___ The input

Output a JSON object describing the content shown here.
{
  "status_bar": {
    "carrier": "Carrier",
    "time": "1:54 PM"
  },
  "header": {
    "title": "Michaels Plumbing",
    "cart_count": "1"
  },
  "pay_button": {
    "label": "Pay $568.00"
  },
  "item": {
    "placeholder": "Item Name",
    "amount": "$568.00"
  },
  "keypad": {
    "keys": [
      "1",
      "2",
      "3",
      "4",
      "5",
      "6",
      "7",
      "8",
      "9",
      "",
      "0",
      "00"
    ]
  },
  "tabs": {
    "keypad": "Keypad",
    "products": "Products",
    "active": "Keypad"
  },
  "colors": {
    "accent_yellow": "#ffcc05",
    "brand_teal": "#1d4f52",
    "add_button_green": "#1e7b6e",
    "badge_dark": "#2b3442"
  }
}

______

### Your goal
Quote all the records exactly, please, leaving none out.

### Exercise response
Output a JSON object describing the content shown here.
{
  "status_bar": {
    "carrier": "Carrier",
    "time": "1:54 PM"
  },
  "header": {
    "title": "Michaels Plumbing",
    "cart_count": "1"
  },
  "pay_button": {
    "label": "Pay $568.00"
  },
  "item": {
    "placeholder": "Item Name",
    "amount": "$568.00"
  },
  "keypad": {
    "keys": [
      "1",
      "2",
      "3",
      "4",
      "5",
      "6",
      "7",
      "8",
      "9",
      "",
      "0",
      "00"
    ]
  },
  "tabs": {
    "keypad": "Keypad",
    "products": "Products",
    "active": "Keypad"
  },
  "colors": {
    "accent_yellow": "#ffcc05",
    "brand_teal": "#1d4f52",
    "add_button_green": "#1e7b6e",
    "badge_dark": "#2b3442"
  }
}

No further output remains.